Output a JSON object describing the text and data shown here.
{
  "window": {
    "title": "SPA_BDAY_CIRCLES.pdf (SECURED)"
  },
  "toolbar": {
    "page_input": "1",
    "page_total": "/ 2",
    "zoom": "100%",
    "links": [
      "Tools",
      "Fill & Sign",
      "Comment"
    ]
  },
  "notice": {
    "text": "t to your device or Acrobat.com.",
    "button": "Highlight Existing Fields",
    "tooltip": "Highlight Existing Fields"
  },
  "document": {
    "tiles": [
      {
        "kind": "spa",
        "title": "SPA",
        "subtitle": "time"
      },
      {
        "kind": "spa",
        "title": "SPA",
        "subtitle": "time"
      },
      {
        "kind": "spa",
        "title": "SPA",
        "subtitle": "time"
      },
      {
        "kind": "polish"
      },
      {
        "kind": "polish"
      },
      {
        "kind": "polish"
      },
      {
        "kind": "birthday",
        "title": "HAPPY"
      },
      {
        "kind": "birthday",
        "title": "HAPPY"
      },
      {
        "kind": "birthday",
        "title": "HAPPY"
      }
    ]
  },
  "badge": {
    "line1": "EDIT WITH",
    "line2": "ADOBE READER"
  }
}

● Written problem
Every entry in the listing must be retyped exactly.

● Final answer
Output a JSON object describing the text and data shown here.
{
  "window": {
    "title": "SPA_BDAY_CIRCLES.pdf (SECURED)"
  },
  "toolbar": {
    "page_input": "1",
    "page_total": "/ 2",
    "zoom": "100%",
    "links": [
      "Tools",
      "Fill & Sign",
      "Comment"
    ]
  },
  "notice": {
    "text": "t to your device or Acrobat.com.",
    "button": "Highlight Existing Fields",
    "tooltip": "Highlight Existing Fields"
  },
  "document": {
    "tiles": [
      {
        "kind": "spa",
        "title": "SPA",
        "subtitle": "time"
      },
      {
        "kind": "spa",
        "title": "SPA",
        "subtitle": "time"
      },
      {
        "kind": "spa",
        "title": "SPA",
        "subtitle": "time"
      },
      {
        "kind": "polish"
      },
      {
        "kind": "polish"
      },
      {
        "kind": "polish"
      },
      {
        "kind": "birthday",
        "title": "HAPPY"
      },
      {
        "kind": "birthday",
        "title": "HAPPY"
      },
      {
        "kind": "birthday",
        "title": "HAPPY"
      }
    ]
  },
  "badge": {
    "line1": "EDIT WITH",
    "line2": "ADOBE READER"
  }
}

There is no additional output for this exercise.